Would you retype all of these records exactly?

------ Given information ------

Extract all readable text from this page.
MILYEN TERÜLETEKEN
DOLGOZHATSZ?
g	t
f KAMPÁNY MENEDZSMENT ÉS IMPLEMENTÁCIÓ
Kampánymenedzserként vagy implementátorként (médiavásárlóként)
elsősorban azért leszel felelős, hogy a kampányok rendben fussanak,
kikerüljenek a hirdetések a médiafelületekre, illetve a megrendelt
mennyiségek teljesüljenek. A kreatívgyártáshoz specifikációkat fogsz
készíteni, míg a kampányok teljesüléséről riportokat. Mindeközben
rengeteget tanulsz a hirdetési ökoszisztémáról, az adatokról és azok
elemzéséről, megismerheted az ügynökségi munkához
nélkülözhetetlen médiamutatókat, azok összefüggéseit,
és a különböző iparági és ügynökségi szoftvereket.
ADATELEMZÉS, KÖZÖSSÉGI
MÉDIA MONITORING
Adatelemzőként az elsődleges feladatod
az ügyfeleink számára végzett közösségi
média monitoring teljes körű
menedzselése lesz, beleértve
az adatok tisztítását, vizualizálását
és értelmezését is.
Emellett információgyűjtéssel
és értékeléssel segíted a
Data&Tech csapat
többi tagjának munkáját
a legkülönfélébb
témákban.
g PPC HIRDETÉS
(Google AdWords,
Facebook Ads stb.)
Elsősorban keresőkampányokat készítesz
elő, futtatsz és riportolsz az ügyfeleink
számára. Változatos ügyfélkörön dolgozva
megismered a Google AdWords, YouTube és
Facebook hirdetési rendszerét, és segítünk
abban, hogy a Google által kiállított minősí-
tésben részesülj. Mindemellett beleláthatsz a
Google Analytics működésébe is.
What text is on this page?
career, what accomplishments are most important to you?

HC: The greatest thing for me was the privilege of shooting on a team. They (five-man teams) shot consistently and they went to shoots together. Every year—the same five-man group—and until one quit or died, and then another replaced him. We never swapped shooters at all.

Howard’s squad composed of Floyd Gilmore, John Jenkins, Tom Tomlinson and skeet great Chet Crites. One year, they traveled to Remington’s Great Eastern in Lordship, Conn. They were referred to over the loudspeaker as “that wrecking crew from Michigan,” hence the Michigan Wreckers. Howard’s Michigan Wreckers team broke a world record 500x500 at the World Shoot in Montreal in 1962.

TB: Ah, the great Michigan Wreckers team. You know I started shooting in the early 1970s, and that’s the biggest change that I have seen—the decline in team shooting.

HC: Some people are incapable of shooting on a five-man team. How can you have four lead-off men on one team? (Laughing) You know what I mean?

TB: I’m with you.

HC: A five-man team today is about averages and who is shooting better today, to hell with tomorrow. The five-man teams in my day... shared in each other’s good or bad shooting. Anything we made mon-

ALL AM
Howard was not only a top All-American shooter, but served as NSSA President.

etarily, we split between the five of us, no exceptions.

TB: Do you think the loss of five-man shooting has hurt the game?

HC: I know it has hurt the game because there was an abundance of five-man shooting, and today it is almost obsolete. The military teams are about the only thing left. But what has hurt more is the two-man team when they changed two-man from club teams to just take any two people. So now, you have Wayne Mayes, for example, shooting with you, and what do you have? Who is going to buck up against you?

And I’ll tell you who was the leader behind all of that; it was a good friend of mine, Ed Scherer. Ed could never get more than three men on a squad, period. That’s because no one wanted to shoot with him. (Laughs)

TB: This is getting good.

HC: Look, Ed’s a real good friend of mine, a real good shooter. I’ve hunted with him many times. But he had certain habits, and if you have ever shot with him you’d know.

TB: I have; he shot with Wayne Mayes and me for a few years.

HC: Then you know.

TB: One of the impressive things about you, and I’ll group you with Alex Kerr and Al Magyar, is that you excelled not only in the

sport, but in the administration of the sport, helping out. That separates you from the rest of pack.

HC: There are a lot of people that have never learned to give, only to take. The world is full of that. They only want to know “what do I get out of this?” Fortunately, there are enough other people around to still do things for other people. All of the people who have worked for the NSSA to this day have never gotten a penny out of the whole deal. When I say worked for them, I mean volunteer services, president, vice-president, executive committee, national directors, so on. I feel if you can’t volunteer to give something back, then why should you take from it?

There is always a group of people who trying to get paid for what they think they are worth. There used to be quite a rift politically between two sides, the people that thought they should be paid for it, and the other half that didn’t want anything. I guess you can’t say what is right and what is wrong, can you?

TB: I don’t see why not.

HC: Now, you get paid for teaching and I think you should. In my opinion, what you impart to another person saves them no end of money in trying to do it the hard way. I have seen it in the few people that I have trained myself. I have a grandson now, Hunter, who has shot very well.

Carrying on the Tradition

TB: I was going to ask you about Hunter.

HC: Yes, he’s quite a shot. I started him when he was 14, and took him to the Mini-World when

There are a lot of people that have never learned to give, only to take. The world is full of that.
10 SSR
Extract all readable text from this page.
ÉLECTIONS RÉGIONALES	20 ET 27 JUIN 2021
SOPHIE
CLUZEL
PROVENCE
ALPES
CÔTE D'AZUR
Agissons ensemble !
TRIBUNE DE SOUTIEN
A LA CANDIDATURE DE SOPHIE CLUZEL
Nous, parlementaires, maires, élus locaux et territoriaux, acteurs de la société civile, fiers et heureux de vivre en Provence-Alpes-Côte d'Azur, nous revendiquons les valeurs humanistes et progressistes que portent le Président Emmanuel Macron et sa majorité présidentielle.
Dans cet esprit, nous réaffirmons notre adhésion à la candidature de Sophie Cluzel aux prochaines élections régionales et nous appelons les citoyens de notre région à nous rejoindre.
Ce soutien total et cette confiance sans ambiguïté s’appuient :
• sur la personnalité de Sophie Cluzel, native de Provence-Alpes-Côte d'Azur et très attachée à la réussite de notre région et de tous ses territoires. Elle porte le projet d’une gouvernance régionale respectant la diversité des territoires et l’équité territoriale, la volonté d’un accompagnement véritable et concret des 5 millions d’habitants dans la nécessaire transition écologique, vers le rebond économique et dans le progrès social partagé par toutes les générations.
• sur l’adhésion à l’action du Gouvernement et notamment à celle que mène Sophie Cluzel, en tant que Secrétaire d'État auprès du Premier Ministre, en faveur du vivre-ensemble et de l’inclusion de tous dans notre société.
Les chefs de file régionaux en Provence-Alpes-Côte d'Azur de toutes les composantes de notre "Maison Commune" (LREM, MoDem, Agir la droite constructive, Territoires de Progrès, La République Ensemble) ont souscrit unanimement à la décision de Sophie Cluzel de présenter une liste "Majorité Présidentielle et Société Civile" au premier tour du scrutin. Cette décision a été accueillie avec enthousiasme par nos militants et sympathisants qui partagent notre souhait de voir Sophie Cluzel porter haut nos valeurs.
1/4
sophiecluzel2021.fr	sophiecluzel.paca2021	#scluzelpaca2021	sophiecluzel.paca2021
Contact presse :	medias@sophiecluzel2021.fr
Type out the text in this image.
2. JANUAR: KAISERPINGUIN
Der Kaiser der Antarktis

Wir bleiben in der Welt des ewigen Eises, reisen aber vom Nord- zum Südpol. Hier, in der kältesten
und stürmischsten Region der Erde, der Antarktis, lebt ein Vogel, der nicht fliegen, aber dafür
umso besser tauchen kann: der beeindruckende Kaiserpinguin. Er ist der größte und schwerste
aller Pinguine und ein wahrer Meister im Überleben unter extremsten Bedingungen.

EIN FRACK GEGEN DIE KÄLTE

------

**Solved problem**
Extract all readable text from this page.
MILYEN TERÜLETEKEN
DOLGOZHATSZ?
g	t
f KAMPÁNY MENEDZSMENT ÉS IMPLEMENTÁCIÓ
Kampánymenedzserként vagy implementátorként (médiavásárlóként)
elsősorban azért leszel felelős, hogy a kampányok rendben fussanak,
kikerüljenek a hirdetések a médiafelületekre, illetve a megrendelt
mennyiségek teljesüljenek. A kreatívgyártáshoz specifikációkat fogsz
készíteni, míg a kampányok teljesüléséről riportokat. Mindeközben
rengeteget tanulsz a hirdetési ökoszisztémáról, az adatokról és azok
elemzéséről, megismerheted az ügynökségi munkához
nélkülözhetetlen médiamutatókat, azok összefüggéseit,
és a különböző iparági és ügynökségi szoftvereket.
ADATELEMZÉS, KÖZÖSSÉGI
MÉDIA MONITORING
Adatelemzőként az elsődleges feladatod
az ügyfeleink számára végzett közösségi
média monitoring teljes körű
menedzselése lesz, beleértve
az adatok tisztítását, vizualizálását
és értelmezését is.
Emellett információgyűjtéssel
és értékeléssel segíted a
Data&Tech csapat
többi tagjának munkáját
a legkülönfélébb
témákban.
g PPC HIRDETÉS
(Google AdWords,
Facebook Ads stb.)
Elsősorban keresőkampányokat készítesz
elő, futtatsz és riportolsz az ügyfeleink
számára. Változatos ügyfélkörön dolgozva
megismered a Google AdWords, YouTube és
Facebook hirdetési rendszerét, és segítünk
abban, hogy a Google által kiállított minősí-
tésben részesülj. Mindemellett beleláthatsz a
Google Analytics működésébe is.
What text is on this page?
career, what accomplishments are most important to you?

HC: The greatest thing for me was the privilege of shooting on a team. They (five-man teams) shot consistently and they went to shoots together. Every year—the same five-man group—and until one quit or died, and then another replaced him. We never swapped shooters at all.

Howard’s squad composed of Floyd Gilmore, John Jenkins, Tom Tomlinson and skeet great Chet Crites. One year, they traveled to Remington’s Great Eastern in Lordship, Conn. They were referred to over the loudspeaker as “that wrecking crew from Michigan,” hence the Michigan Wreckers. Howard’s Michigan Wreckers team broke a world record 500x500 at the World Shoot in Montreal in 1962.

TB: Ah, the great Michigan Wreckers team. You know I started shooting in the early 1970s, and that’s the biggest change that I have seen—the decline in team shooting.

HC: Some people are incapable of shooting on a five-man team. How can you have four lead-off men on one team? (Laughing) You know what I mean?

TB: I’m with you.

HC: A five-man team today is about averages and who is shooting better today, to hell with tomorrow. The five-man teams in my day... shared in each other’s good or bad shooting. Anything we made mon-

ALL AM
Howard was not only a top All-American shooter, but served as NSSA President.

etarily, we split between the five of us, no exceptions.

TB: Do you think the loss of five-man shooting has hurt the game?

HC: I know it has hurt the game because there was an abundance of five-man shooting, and today it is almost obsolete. The military teams are about the only thing left. But what has hurt more is the two-man team when they changed two-man from club teams to just take any two people. So now, you have Wayne Mayes, for example, shooting with you, and what do you have? Who is going to buck up against you?

And I’ll tell you who was the leader behind all of that; it was a good friend of mine, Ed Scherer. Ed could never get more than three men on a squad, period. That’s because no one wanted to shoot with him. (Laughs)

TB: This is getting good.

HC: Look, Ed’s a real good friend of mine, a real good shooter. I’ve hunted with him many times. But he had certain habits, and if you have ever shot with him you’d know.

TB: I have; he shot with Wayne Mayes and me for a few years.

HC: Then you know.

TB: One of the impressive things about you, and I’ll group you with Alex Kerr and Al Magyar, is that you excelled not only in the

sport, but in the administration of the sport, helping out. That separates you from the rest of pack.

HC: There are a lot of people that have never learned to give, only to take. The world is full of that. They only want to know “what do I get out of this?” Fortunately, there are enough other people around to still do things for other people. All of the people who have worked for the NSSA to this day have never gotten a penny out of the whole deal. When I say worked for them, I mean volunteer services, president, vice-president, executive committee, national directors, so on. I feel if you can’t volunteer to give something back, then why should you take from it?

There is always a group of people who trying to get paid for what they think they are worth. There used to be quite a rift politically between two sides, the people that thought they should be paid for it, and the other half that didn’t want anything. I guess you can’t say what is right and what is wrong, can you?

TB: I don’t see why not.

HC: Now, you get paid for teaching and I think you should. In my opinion, what you impart to another person saves them no end of money in trying to do it the hard way. I have seen it in the few people that I have trained myself. I have a grandson now, Hunter, who has shot very well.

Carrying on the Tradition

TB: I was going to ask you about Hunter.

HC: Yes, he’s quite a shot. I started him when he was 14, and took him to the Mini-World when

There are a lot of people that have never learned to give, only to take. The world is full of that.
10 SSR
Extract all readable text from this page.
ÉLECTIONS RÉGIONALES	20 ET 27 JUIN 2021
SOPHIE
CLUZEL
PROVENCE
ALPES
CÔTE D'AZUR
Agissons ensemble !
TRIBUNE DE SOUTIEN
A LA CANDIDATURE DE SOPHIE CLUZEL
Nous, parlementaires, maires, élus locaux et territoriaux, acteurs de la société civile, fiers et heureux de vivre en Provence-Alpes-Côte d'Azur, nous revendiquons les valeurs humanistes et progressistes que portent le Président Emmanuel Macron et sa majorité présidentielle.
Dans cet esprit, nous réaffirmons notre adhésion à la candidature de Sophie Cluzel aux prochaines élections régionales et nous appelons les citoyens de notre région à nous rejoindre.
Ce soutien total et cette confiance sans ambiguïté s’appuient :
• sur la personnalité de Sophie Cluzel, native de Provence-Alpes-Côte d'Azur et très attachée à la réussite de notre région et de tous ses territoires. Elle porte le projet d’une gouvernance régionale respectant la diversité des territoires et l’équité territoriale, la volonté d’un accompagnement véritable et concret des 5 millions d’habitants dans la nécessaire transition écologique, vers le rebond économique et dans le progrès social partagé par toutes les générations.
• sur l’adhésion à l’action du Gouvernement et notamment à celle que mène Sophie Cluzel, en tant que Secrétaire d'État auprès du Premier Ministre, en faveur du vivre-ensemble et de l’inclusion de tous dans notre société.
Les chefs de file régionaux en Provence-Alpes-Côte d'Azur de toutes les composantes de notre "Maison Commune" (LREM, MoDem, Agir la droite constructive, Territoires de Progrès, La République Ensemble) ont souscrit unanimement à la décision de Sophie Cluzel de présenter une liste "Majorité Présidentielle et Société Civile" au premier tour du scrutin. Cette décision a été accueillie avec enthousiasme par nos militants et sympathisants qui partagent notre souhait de voir Sophie Cluzel porter haut nos valeurs.
1/4
sophiecluzel2021.fr	sophiecluzel.paca2021	#scluzelpaca2021	sophiecluzel.paca2021
Contact presse :	medias@sophiecluzel2021.fr
Type out the text in this image.
2. JANUAR: KAISERPINGUIN
Der Kaiser der Antarktis

Wir bleiben in der Welt des ewigen Eises, reisen aber vom Nord- zum Südpol. Hier, in der kältesten
und stürmischsten Region der Erde, der Antarktis, lebt ein Vogel, der nicht fliegen, aber dafür
umso besser tauchen kann: der beeindruckende Kaiserpinguin. Er ist der größte und schwerste
aller Pinguine und ein wahrer Meister im Überleben unter extremsten Bedingungen.

EIN FRACK GEGEN DIE KÄLTE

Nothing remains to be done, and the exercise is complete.